> [RECORD LIST]:
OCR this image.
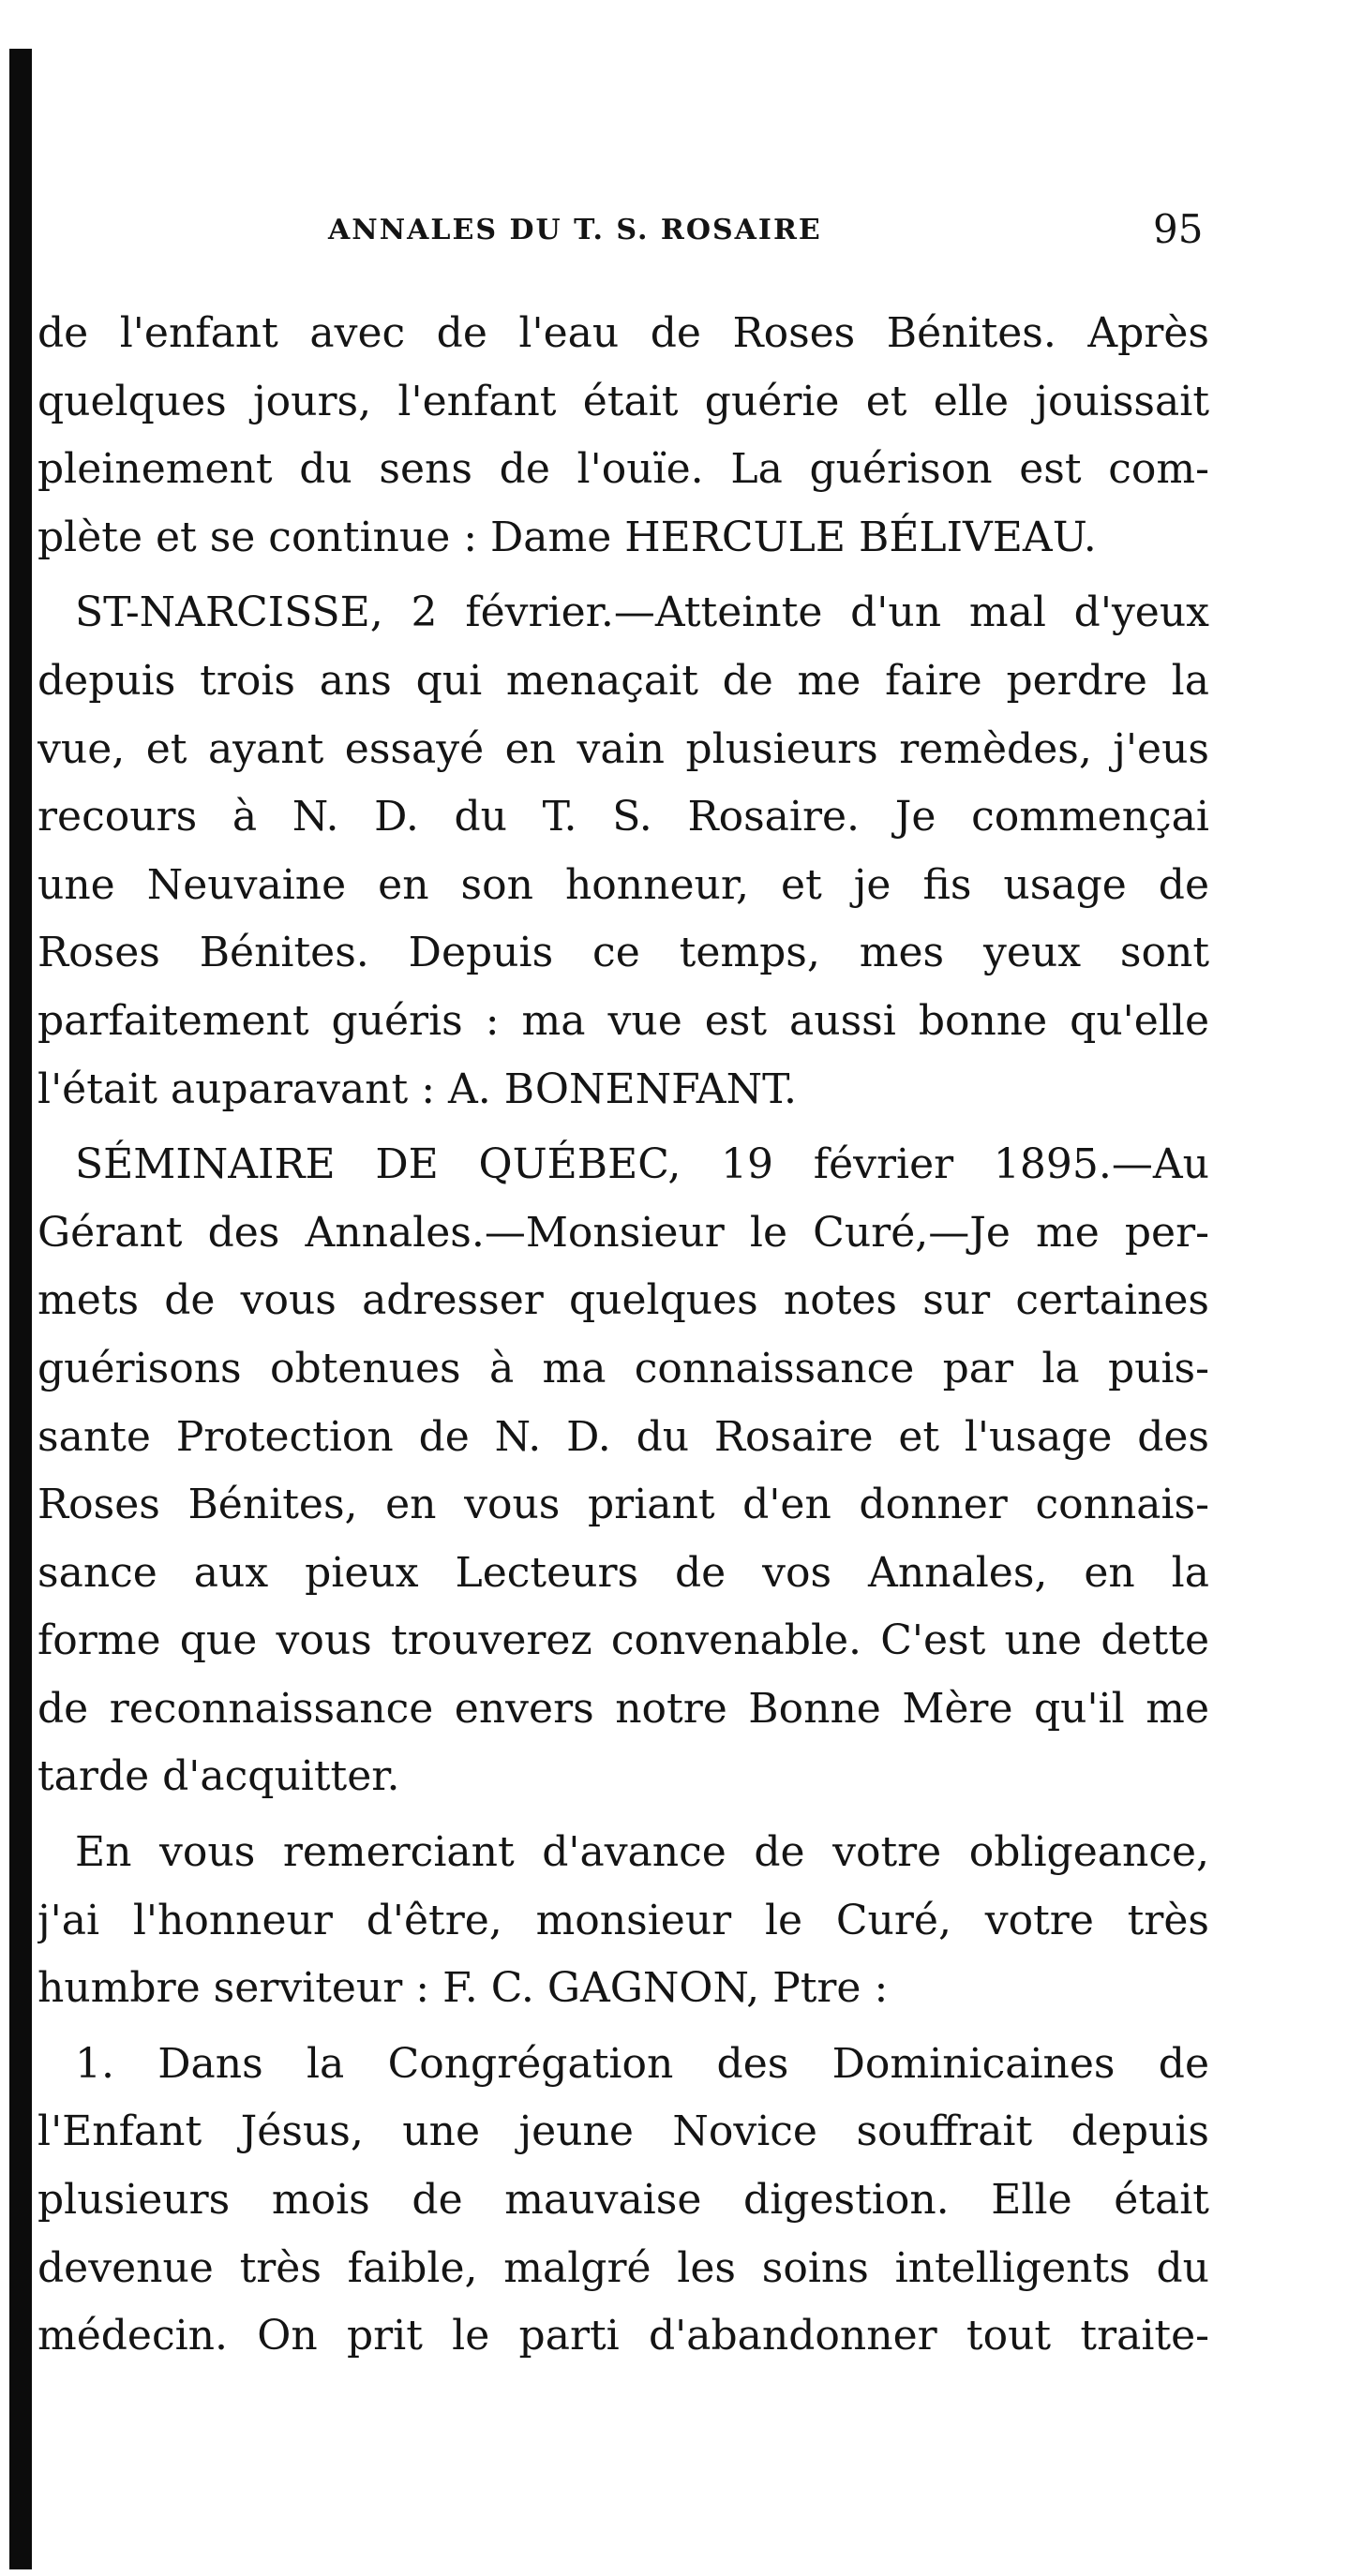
ANNALES DU T. S. ROSAIRE	95
de l'enfant avec de l'eau de Roses Bénites. Après
quelques jours, l'enfant était guérie et elle jouissait
pleinement du sens de l'ouïe. La guérison est com-
plète et se continue : Dame HERCULE BÉLIVEAU.
ST-NARCISSE, 2 février.—Atteinte d'un mal d'yeux
depuis trois ans qui menaçait de me faire perdre la
vue, et ayant essayé en vain plusieurs remèdes, j'eus
recours à N. D. du T. S. Rosaire. Je commençai
une Neuvaine en son honneur, et je fis usage de
Roses Bénites. Depuis ce temps, mes yeux sont
parfaitement guéris : ma vue est aussi bonne qu'elle
l'était auparavant : A. BONENFANT.
SÉMINAIRE DE QUÉBEC, 19 février 1895.—Au
Gérant des Annales.—Monsieur le Curé,—Je me per-
mets de vous adresser quelques notes sur certaines
guérisons obtenues à ma connaissance par la puis-
sante Protection de N. D. du Rosaire et l'usage des
Roses Bénites, en vous priant d'en donner connais-
sance aux pieux Lecteurs de vos Annales, en la
forme que vous trouverez convenable. C'est une dette
de reconnaissance envers notre Bonne Mère qu'il me
tarde d'acquitter.
En vous remerciant d'avance de votre obligeance,
j'ai l'honneur d'être, monsieur le Curé, votre très
humbre serviteur : F. C. GAGNON, Ptre :
1. Dans la Congrégation des Dominicaines de
l'Enfant Jésus, une jeune Novice souffrait depuis
plusieurs mois de mauvaise digestion. Elle était
devenue très faible, malgré les soins intelligents du
médecin. On prit le parti d'abandonner tout traite-
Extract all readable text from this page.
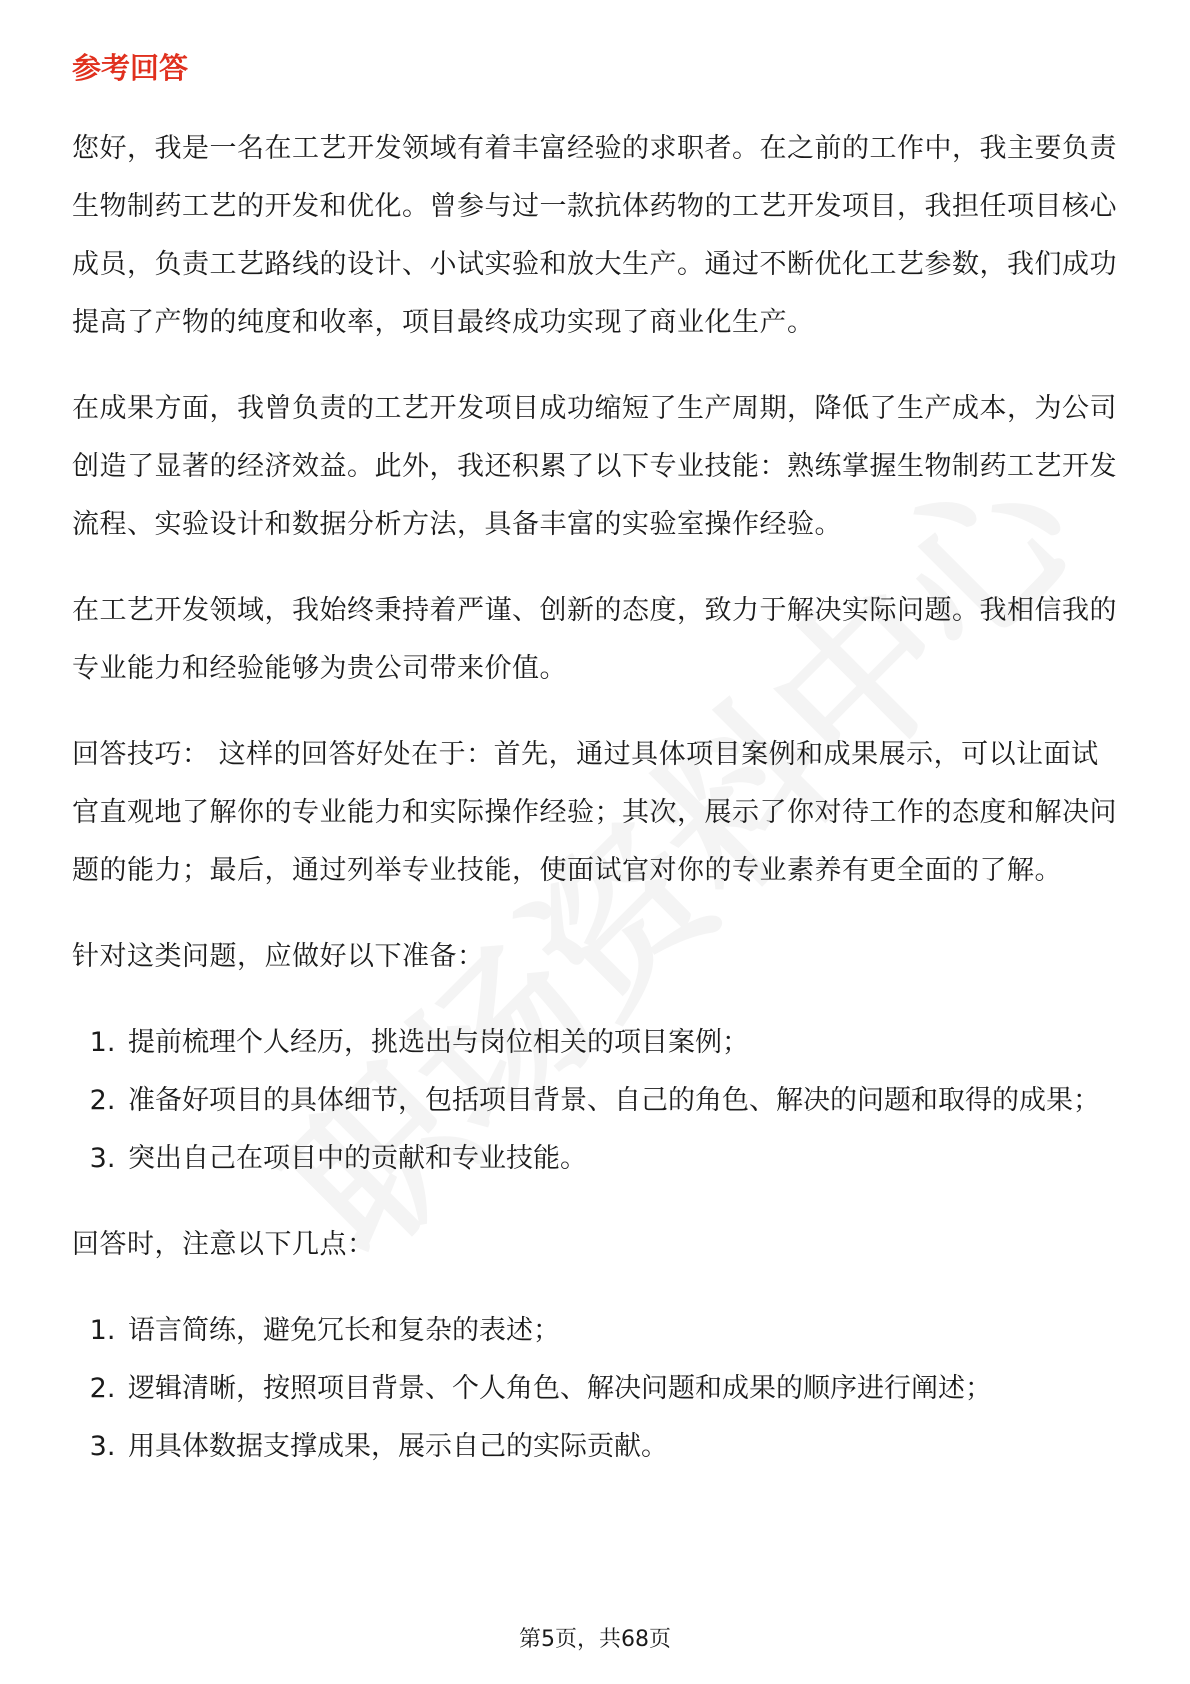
参考回答

您好，我是一名在工艺开发领域有着丰富经验的求职者。在之前的工作中，我主要负责生物制药工艺的开发和优化。曾参与过一款抗体药物的工艺开发项目，我担任项目核心成员，负责工艺路线的设计、小试实验和放大生产。通过不断优化工艺参数，我们成功提高了产物的纯度和收率，项目最终成功实现了商业化生产。

在成果方面，我曾负责的工艺开发项目成功缩短了生产周期，降低了生产成本，为公司创造了显著的经济效益。此外，我还积累了以下专业技能：熟练掌握生物制药工艺开发流程、实验设计和数据分析方法，具备丰富的实验室操作经验。

在工艺开发领域，我始终秉持着严谨、创新的态度，致力于解决实际问题。我相信我的专业能力和经验能够为贵公司带来价值。

回答技巧： 这样的回答好处在于：首先，通过具体项目案例和成果展示，可以让面试官直观地了解你的专业能力和实际操作经验；其次，展示了你对待工作的态度和解决问题的能力；最后，通过列举专业技能，使面试官对你的专业素养有更全面的了解。

针对这类问题，应做好以下准备：

1. 提前梳理个人经历，挑选出与岗位相关的项目案例；
2. 准备好项目的具体细节，包括项目背景、自己的角色、解决的问题和取得的成果；
3. 突出自己在项目中的贡献和专业技能。

回答时，注意以下几点：

1. 语言简练，避免冗长和复杂的表述；
2. 逻辑清晰，按照项目背景、个人角色、解决问题和成果的顺序进行阐述；
3. 用具体数据支撑成果，展示自己的实际贡献。
第5页，共68页
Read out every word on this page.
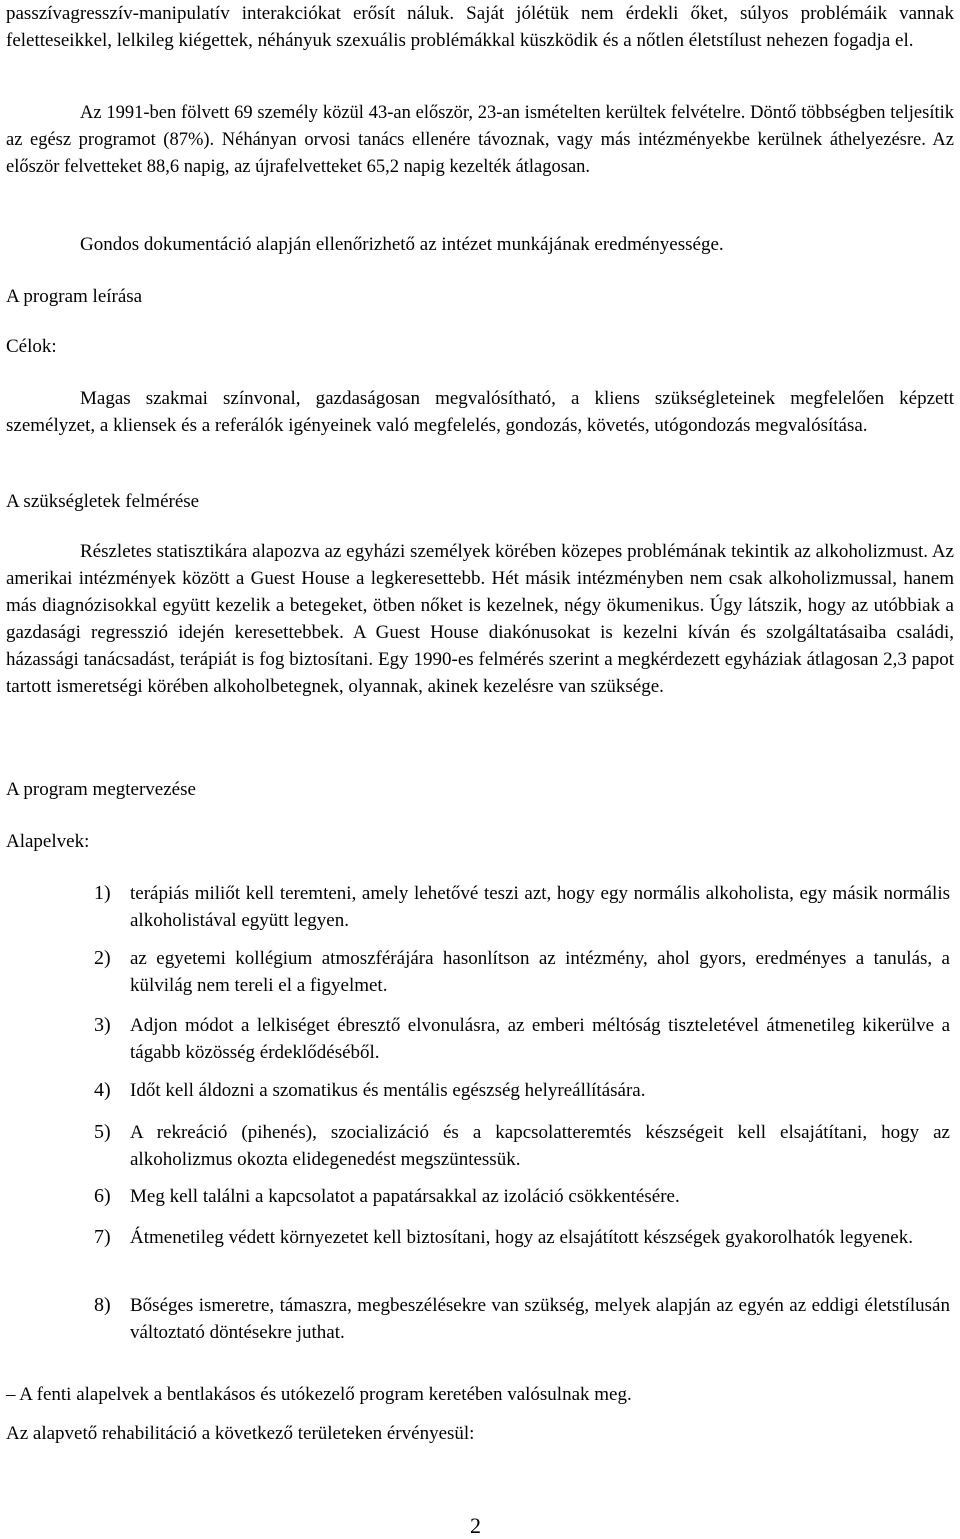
passzívagresszív-manipulatív interakciókat erősít náluk. Saját jólétük nem érdekli őket, súlyos problémáik vannak feletteseikkel, lelkileg kiégettek, néhányuk szexuális problémákkal küszködik és a nőtlen életstílust nehezen fogadja el.

Az 1991-ben fölvett 69 személy közül 43-an először, 23-an ismételten kerültek felvételre. Döntő többségben teljesítik az egész programot (87%). Néhányan orvosi tanács ellenére távoznak, vagy más intézményekbe kerülnek áthelyezésre. Az először felvetteket 88,6 napig, az újrafelvetteket 65,2 napig kezelték átlagosan.

Gondos dokumentáció alapján ellenőrizhető az intézet munkájának eredményessége.

A program leírása

Célok:

Magas szakmai színvonal, gazdaságosan megvalósítható, a kliens szükségleteinek megfelelően képzett személyzet, a kliensek és a referálók igényeinek való megfelelés, gondozás, követés, utógondozás megvalósítása.

A szükségletek felmérése

Részletes statisztikára alapozva az egyházi személyek körében közepes problémának tekintik az alkoholizmust. Az amerikai intézmények között a Guest House a legkeresettebb. Hét másik intézményben nem csak alkoholizmussal, hanem más diagnózisokkal együtt kezelik a betegeket, ötben nőket is kezelnek, négy ökumenikus. Úgy látszik, hogy az utóbbiak a gazdasági regresszió idején keresettebbek. A Guest House diakónusokat is kezelni kíván és szolgáltatásaiba családi, házassági tanácsadást, terápiát is fog biztosítani. Egy 1990-es felmérés szerint a megkérdezett egyháziak átlagosan 2,3 papot tartott ismeretségi körében alkoholbetegnek, olyannak, akinek kezelésre van szüksége.

A program megtervezése

Alapelvek:

1) terápiás miliőt kell teremteni, amely lehetővé teszi azt, hogy egy normális alkoholista, egy másik normális alkoholistával együtt legyen.

2) az egyetemi kollégium atmoszférájára hasonlítson az intézmény, ahol gyors, eredményes a tanulás, a külvilág nem tereli el a figyelmet.

3) Adjon módot a lelkiséget ébresztő elvonulásra, az emberi méltóság tiszteletével átmenetileg kikerülve a tágabb közösség érdeklődéséből.

4) Időt kell áldozni a szomatikus és mentális egészség helyreállítására.

5) A rekreáció (pihenés), szocializáció és a kapcsolatteremtés készségeit kell elsajátítani, hogy az alkoholizmus okozta elidegenedést megszüntessük.

6) Meg kell találni a kapcsolatot a papatársakkal az izoláció csökkentésére.

7) Átmenetileg védett környezetet kell biztosítani, hogy az elsajátított készségek gyakorolhatók legyenek.

8) Bőséges ismeretre, támaszra, megbeszélésekre van szükség, melyek alapján az egyén az eddigi életstílusán változtató döntésekre juthat.

– A fenti alapelvek a bentlakásos és utókezelő program keretében valósulnak meg.

Az alapvető rehabilitáció a következő területeken érvényesül:

2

> [EXERCISE TASK]:
Scan the records above for the string "vous", then report every line that contains it.

> [SOLUTION FOR THIS PROBLEM]:
mets de vous adresser quelques notes sur certaines
Roses Bénites, en vous priant d'en donner connais-
forme que vous trouverez convenable. C'est une dette
En vous remerciant d'avance de votre obligeance,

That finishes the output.